Give the number of lines holding the string "Segura", and nothing else.

[BEGIN]

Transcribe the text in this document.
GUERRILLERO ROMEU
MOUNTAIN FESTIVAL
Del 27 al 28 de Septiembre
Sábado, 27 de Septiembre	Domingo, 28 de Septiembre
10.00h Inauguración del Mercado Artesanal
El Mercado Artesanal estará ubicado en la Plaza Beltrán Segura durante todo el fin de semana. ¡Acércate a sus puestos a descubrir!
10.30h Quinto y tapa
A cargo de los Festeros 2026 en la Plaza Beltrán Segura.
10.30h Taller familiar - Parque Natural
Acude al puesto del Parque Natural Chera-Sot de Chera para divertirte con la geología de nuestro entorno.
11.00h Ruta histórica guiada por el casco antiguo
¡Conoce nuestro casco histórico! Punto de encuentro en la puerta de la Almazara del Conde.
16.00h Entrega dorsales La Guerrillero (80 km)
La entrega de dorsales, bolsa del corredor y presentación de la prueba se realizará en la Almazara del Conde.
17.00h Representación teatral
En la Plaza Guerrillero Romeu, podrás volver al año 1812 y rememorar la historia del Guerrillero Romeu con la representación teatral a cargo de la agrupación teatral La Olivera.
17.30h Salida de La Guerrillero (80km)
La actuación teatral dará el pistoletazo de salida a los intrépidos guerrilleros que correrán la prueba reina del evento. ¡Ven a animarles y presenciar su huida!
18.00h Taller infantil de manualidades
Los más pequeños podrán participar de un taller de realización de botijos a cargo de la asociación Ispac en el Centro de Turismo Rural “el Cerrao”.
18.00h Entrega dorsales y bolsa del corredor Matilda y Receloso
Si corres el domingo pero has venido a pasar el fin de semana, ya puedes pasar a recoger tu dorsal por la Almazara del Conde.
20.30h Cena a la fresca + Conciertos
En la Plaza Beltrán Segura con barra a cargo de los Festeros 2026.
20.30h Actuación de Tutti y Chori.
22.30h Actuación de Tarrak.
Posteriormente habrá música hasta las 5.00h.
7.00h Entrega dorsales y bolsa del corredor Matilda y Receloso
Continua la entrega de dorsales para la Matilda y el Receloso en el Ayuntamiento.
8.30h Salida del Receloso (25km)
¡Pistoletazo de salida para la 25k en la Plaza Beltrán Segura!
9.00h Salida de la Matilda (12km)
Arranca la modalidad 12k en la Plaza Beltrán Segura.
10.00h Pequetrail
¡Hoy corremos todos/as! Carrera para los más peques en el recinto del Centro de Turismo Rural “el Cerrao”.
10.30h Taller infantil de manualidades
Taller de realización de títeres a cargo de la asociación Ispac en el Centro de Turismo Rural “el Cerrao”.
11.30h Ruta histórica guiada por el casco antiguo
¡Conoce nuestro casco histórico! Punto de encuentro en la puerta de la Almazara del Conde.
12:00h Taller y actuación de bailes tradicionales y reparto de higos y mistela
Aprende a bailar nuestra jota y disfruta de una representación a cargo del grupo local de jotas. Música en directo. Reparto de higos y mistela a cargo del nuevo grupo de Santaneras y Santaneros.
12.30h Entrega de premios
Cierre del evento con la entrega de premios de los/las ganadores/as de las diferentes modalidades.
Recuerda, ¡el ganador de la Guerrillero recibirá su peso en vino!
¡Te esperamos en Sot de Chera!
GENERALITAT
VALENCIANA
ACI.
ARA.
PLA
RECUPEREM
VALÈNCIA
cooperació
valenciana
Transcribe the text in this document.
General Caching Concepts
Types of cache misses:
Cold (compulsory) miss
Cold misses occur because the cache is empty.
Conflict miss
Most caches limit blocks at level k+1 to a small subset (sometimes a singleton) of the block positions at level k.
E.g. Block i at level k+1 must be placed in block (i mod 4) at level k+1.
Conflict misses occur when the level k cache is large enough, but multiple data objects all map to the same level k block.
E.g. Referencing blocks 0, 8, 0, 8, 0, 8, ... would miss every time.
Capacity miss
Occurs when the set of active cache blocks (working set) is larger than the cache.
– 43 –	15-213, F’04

[END]

RESPONSE TO THIS TASK: 5